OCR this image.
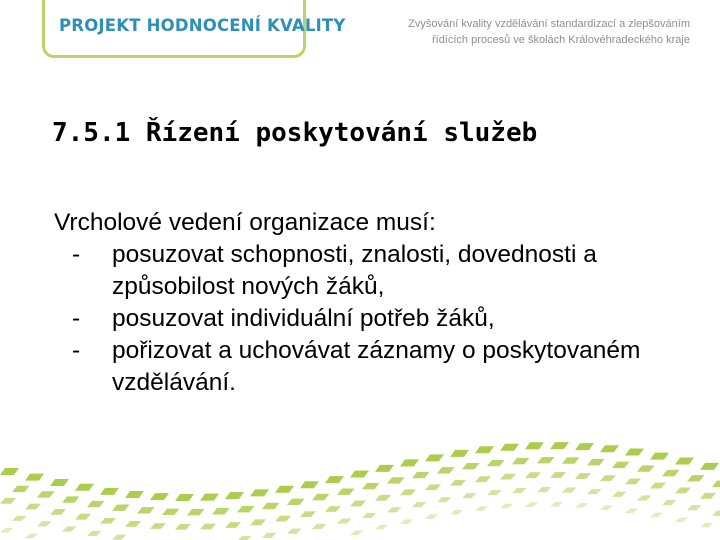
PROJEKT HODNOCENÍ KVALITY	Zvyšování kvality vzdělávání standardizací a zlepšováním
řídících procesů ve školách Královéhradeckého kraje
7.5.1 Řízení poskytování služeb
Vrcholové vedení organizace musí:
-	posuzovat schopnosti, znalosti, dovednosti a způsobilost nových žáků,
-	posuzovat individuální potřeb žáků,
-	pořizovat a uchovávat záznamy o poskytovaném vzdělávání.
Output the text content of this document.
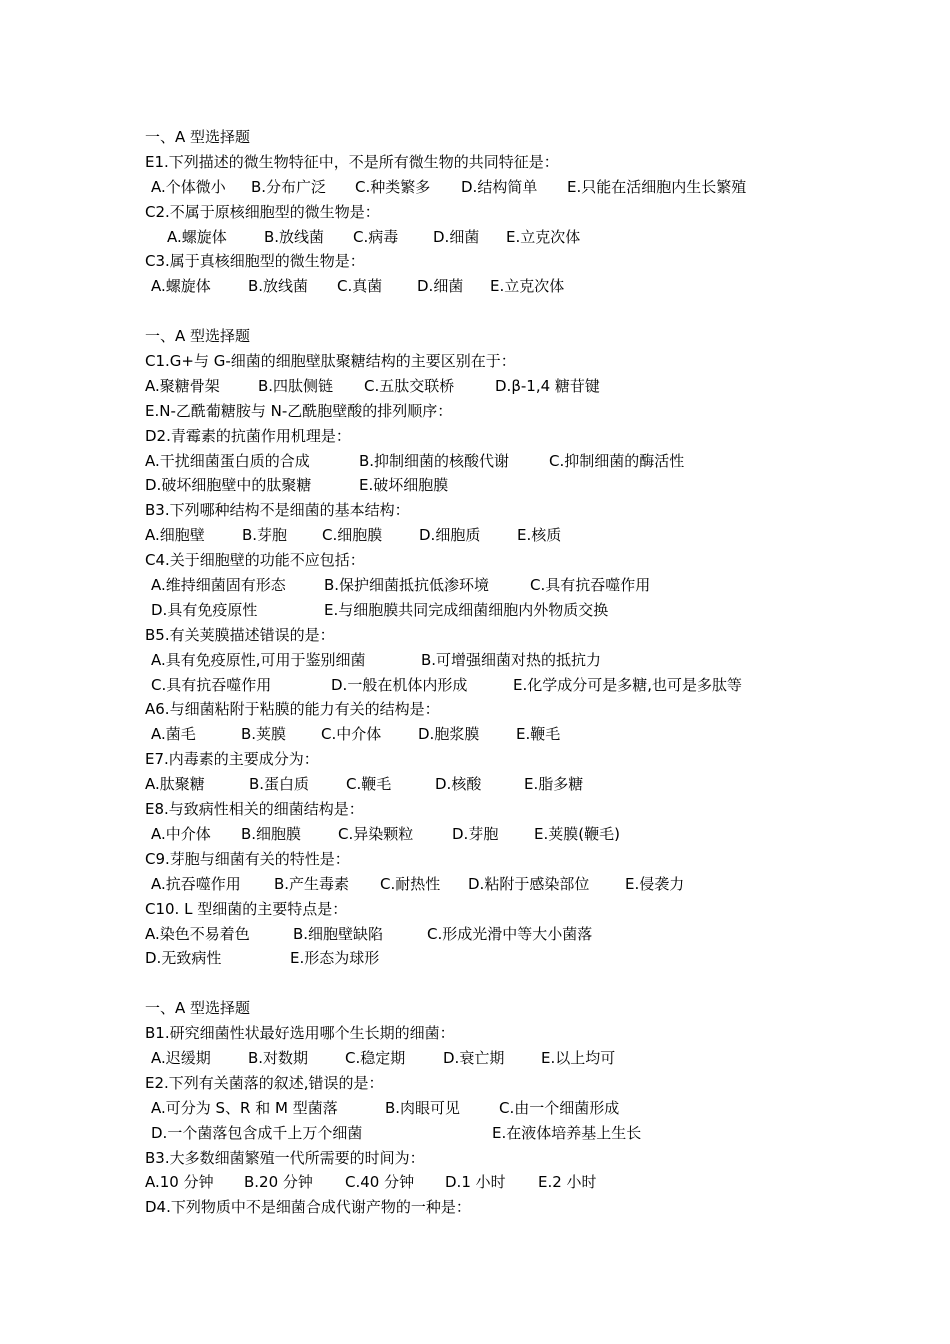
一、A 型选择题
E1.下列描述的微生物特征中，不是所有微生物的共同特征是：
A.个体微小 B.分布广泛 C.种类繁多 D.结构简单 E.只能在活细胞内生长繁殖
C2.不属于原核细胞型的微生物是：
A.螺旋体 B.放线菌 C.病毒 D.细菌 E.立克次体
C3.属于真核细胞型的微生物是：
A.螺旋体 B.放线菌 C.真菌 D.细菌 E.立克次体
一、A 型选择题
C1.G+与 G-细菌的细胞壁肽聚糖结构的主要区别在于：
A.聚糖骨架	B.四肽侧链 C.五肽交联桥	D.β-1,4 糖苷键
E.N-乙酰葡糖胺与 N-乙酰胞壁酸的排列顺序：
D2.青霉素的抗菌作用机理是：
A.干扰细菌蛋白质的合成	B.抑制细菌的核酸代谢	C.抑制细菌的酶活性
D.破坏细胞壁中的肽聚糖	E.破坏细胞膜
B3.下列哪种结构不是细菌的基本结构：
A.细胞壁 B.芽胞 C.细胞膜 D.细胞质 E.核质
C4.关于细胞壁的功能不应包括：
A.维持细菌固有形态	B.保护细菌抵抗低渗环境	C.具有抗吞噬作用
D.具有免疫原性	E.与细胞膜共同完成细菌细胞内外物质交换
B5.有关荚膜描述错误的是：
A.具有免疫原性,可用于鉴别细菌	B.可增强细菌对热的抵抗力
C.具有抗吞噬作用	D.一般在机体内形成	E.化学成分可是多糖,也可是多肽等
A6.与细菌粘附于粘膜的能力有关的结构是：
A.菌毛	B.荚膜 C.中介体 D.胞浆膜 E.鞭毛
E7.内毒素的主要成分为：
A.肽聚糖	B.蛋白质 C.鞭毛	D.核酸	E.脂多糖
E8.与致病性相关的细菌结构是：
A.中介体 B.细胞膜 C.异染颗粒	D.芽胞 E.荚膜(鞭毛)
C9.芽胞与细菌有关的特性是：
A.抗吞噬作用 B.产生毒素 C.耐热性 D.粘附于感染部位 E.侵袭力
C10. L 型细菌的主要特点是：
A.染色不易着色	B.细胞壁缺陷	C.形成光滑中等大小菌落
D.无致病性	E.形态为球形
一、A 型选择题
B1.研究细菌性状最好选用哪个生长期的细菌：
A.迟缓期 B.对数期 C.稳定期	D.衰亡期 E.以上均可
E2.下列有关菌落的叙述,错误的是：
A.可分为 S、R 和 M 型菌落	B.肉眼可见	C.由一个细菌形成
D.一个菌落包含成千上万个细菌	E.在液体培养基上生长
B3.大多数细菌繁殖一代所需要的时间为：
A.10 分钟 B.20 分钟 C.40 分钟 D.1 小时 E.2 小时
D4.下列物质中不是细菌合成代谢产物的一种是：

--

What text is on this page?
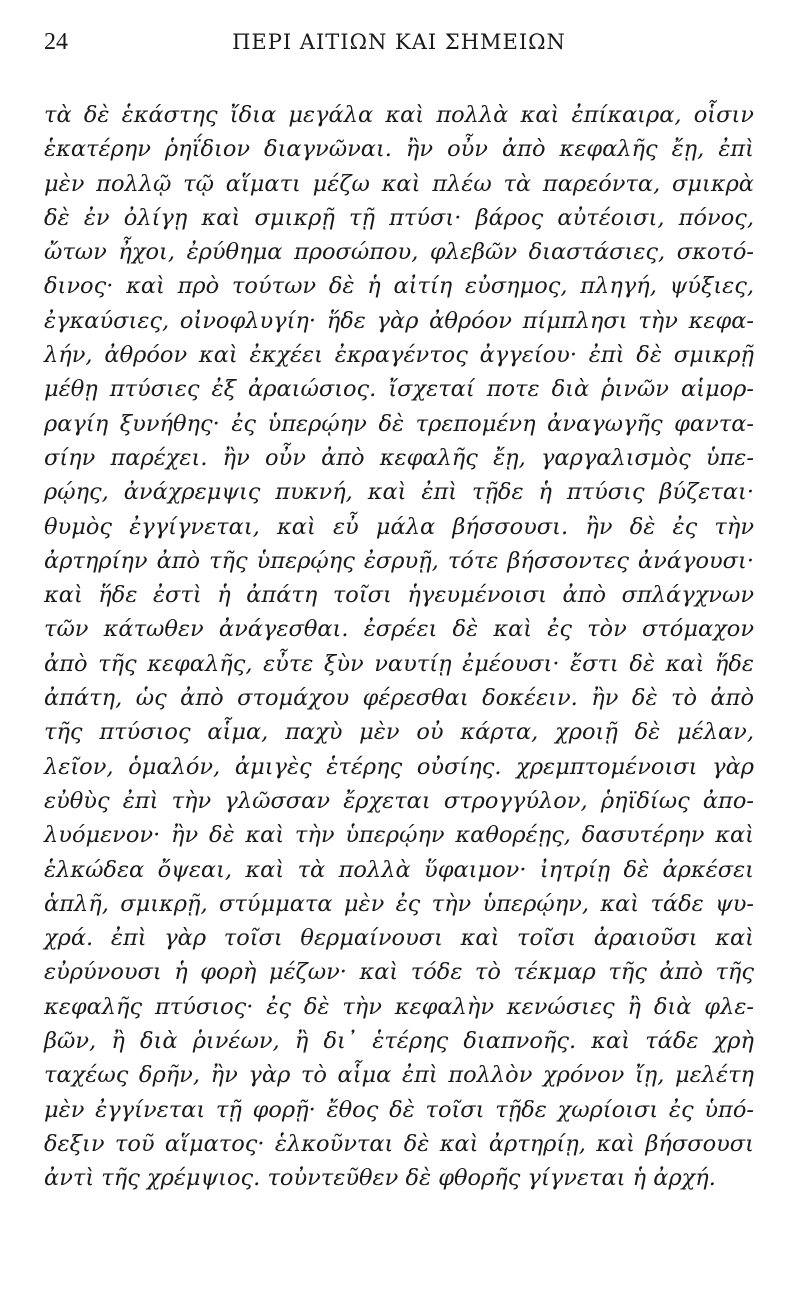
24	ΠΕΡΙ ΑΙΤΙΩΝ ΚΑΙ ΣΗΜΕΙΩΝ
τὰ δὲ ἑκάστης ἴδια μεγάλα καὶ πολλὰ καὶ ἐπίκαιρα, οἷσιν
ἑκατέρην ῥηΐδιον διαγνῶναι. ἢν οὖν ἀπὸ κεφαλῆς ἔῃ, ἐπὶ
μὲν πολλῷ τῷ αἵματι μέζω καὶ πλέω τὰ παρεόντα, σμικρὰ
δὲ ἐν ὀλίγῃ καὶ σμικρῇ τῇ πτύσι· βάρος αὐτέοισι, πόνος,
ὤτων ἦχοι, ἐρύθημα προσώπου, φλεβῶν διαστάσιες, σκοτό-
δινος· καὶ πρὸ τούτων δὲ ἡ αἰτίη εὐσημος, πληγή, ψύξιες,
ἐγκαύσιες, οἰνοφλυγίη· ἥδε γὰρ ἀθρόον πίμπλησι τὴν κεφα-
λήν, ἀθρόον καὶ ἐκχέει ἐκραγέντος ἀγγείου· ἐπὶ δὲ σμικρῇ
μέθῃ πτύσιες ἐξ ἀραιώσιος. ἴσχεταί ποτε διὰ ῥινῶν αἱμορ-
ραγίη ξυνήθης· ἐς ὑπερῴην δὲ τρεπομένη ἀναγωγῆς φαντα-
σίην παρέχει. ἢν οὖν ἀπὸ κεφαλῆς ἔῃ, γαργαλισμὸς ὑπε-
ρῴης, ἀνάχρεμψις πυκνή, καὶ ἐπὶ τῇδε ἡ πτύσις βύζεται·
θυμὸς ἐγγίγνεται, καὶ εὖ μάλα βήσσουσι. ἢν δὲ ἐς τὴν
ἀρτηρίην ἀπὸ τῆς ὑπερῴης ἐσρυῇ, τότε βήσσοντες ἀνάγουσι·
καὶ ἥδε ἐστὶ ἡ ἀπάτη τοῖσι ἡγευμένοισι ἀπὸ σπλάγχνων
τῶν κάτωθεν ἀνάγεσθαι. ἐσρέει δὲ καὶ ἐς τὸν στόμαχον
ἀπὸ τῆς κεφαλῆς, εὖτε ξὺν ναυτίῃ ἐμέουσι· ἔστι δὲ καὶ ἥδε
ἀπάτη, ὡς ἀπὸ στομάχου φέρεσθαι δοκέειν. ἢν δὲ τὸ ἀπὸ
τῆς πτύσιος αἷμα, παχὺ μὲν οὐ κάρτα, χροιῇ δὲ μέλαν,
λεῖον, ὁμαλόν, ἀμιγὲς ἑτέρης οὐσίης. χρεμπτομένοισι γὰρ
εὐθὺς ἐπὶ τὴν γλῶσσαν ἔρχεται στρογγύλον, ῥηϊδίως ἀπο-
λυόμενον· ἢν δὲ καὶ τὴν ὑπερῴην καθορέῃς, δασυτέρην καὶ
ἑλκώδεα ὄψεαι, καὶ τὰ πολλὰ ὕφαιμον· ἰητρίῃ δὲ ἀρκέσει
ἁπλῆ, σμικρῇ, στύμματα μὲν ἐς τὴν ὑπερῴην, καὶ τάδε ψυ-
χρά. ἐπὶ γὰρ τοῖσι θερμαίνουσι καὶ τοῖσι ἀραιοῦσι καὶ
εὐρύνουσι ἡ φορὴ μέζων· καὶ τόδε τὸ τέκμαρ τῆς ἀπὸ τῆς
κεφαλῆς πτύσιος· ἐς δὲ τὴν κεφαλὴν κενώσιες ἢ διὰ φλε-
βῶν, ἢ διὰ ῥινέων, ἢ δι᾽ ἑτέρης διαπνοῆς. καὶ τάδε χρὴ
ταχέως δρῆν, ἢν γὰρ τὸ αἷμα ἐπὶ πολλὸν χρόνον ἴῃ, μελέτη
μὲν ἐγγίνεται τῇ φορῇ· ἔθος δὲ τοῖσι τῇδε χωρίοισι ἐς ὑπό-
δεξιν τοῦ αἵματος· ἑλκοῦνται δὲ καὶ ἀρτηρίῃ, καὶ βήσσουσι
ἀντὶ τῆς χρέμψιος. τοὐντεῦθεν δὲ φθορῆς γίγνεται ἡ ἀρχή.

_Your instructions:_
Output a single number: how many lines contain the word "σμικρῇ".

_Reply:_
3